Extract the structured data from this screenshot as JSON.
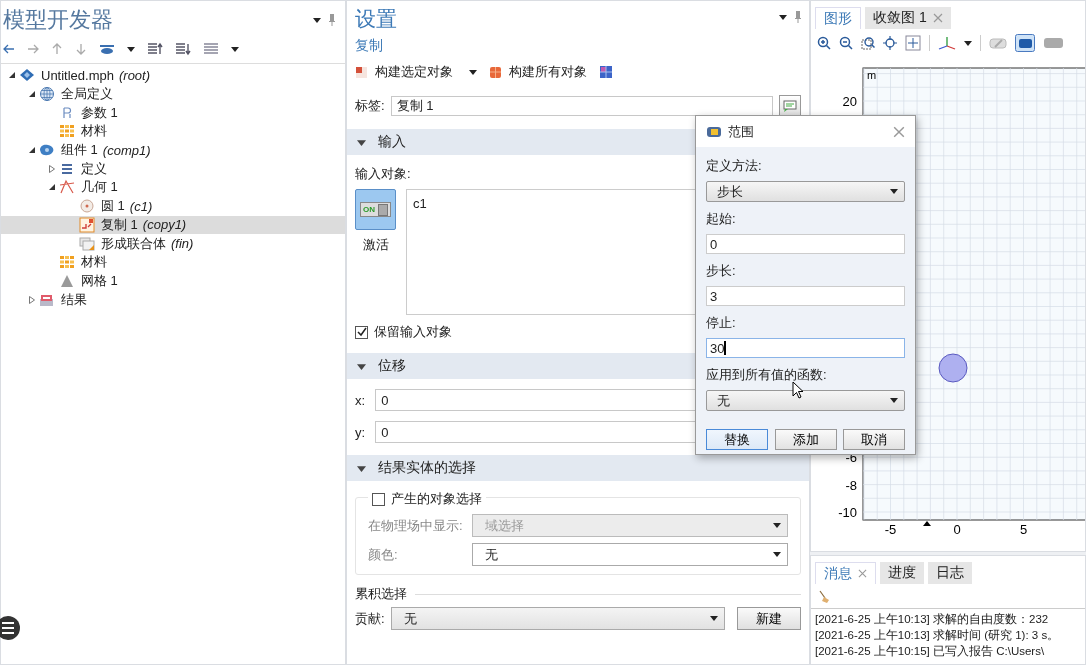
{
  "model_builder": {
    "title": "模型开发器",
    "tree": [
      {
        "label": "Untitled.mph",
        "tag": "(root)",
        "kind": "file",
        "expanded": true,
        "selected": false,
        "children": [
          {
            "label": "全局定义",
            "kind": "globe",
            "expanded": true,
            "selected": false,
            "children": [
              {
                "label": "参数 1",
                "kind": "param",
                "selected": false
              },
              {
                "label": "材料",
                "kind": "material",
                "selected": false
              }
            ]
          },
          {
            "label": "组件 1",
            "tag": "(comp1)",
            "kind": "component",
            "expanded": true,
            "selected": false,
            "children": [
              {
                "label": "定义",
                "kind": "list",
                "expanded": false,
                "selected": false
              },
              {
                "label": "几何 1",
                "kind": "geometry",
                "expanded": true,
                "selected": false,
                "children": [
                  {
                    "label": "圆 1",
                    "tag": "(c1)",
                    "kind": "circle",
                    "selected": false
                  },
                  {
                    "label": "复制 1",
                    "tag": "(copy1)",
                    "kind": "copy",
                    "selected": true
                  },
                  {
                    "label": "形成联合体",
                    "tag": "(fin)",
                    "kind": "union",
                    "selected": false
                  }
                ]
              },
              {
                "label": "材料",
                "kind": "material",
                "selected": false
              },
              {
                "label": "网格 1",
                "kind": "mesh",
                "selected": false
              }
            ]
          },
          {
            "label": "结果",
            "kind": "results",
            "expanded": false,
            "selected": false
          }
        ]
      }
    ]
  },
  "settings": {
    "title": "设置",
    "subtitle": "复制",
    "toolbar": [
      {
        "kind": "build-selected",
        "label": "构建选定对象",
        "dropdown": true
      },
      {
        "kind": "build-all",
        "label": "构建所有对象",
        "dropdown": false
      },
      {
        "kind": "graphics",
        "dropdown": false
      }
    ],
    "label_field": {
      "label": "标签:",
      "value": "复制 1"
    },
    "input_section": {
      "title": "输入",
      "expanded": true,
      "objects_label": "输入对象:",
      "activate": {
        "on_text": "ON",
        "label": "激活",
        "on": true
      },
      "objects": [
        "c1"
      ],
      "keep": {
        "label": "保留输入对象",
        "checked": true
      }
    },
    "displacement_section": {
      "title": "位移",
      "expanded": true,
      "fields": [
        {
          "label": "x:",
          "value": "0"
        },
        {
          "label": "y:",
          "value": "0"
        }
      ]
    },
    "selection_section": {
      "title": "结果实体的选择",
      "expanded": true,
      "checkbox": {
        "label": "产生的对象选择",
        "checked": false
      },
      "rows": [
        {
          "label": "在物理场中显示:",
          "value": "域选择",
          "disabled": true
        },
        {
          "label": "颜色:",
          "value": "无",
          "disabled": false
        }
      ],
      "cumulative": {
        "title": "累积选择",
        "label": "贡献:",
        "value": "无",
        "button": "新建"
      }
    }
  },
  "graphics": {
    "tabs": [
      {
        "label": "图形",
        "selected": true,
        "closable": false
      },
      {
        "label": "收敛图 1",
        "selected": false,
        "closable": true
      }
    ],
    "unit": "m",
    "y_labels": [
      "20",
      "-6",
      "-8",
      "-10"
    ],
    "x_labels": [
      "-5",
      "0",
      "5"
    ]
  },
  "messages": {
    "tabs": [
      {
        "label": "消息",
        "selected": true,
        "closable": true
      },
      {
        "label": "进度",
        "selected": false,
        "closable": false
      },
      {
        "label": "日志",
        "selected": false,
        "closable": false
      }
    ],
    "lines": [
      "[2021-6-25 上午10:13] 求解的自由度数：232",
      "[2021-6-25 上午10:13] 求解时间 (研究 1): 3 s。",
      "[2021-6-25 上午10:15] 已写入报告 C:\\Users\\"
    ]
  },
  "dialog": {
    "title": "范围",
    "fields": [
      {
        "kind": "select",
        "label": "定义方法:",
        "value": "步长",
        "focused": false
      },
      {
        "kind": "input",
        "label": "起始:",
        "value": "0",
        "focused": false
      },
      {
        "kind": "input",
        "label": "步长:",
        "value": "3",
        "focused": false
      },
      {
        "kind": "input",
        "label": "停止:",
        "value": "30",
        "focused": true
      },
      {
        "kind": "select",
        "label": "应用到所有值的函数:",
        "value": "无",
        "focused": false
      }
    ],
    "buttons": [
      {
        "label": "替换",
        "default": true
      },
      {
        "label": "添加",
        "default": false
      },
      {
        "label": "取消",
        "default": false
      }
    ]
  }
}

···

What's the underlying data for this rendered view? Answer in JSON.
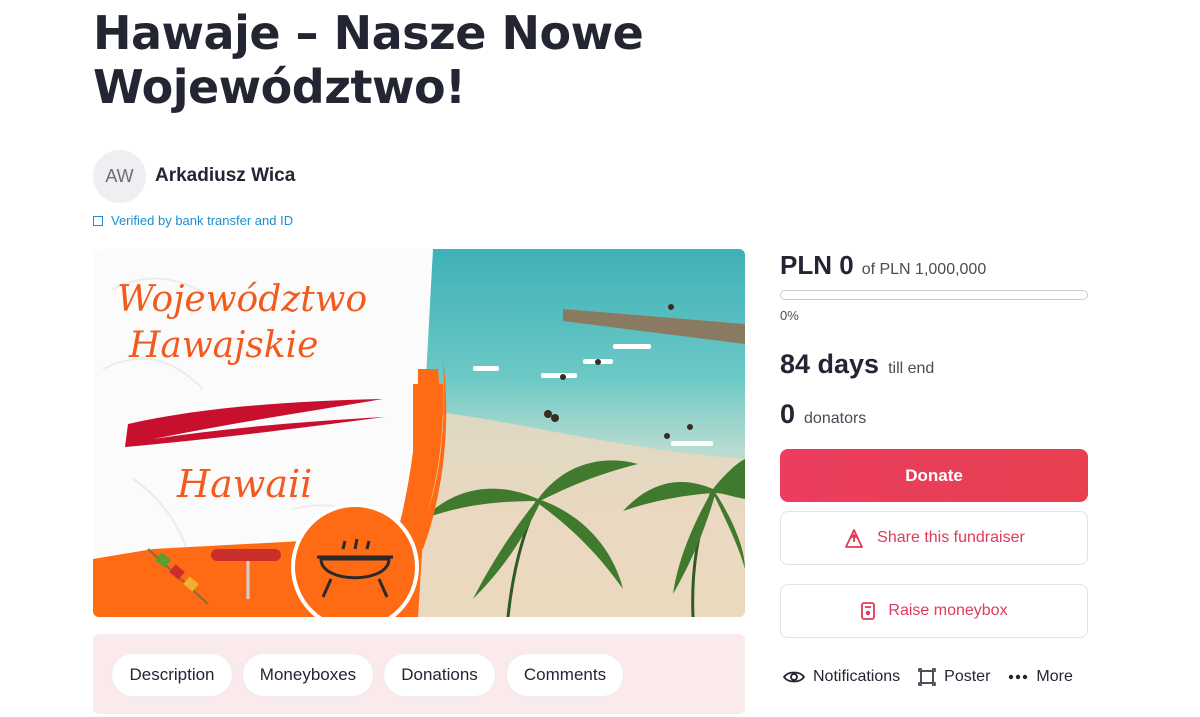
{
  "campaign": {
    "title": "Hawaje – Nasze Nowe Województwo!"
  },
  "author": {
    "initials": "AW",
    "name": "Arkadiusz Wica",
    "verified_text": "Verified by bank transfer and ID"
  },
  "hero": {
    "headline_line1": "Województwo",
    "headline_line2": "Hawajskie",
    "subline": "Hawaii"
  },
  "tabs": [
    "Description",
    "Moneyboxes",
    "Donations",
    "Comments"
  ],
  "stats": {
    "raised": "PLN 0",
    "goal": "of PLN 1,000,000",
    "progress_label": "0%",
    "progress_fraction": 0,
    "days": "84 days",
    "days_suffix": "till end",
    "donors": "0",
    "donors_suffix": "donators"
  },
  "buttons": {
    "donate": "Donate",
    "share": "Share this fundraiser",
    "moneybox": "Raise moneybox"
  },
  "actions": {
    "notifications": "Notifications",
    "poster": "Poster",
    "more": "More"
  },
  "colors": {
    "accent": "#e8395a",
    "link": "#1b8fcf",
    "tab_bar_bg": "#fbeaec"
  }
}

···

### TASK DETAILS
Your answer should be a single number: the count of lines that contain "children".

### RESULT
4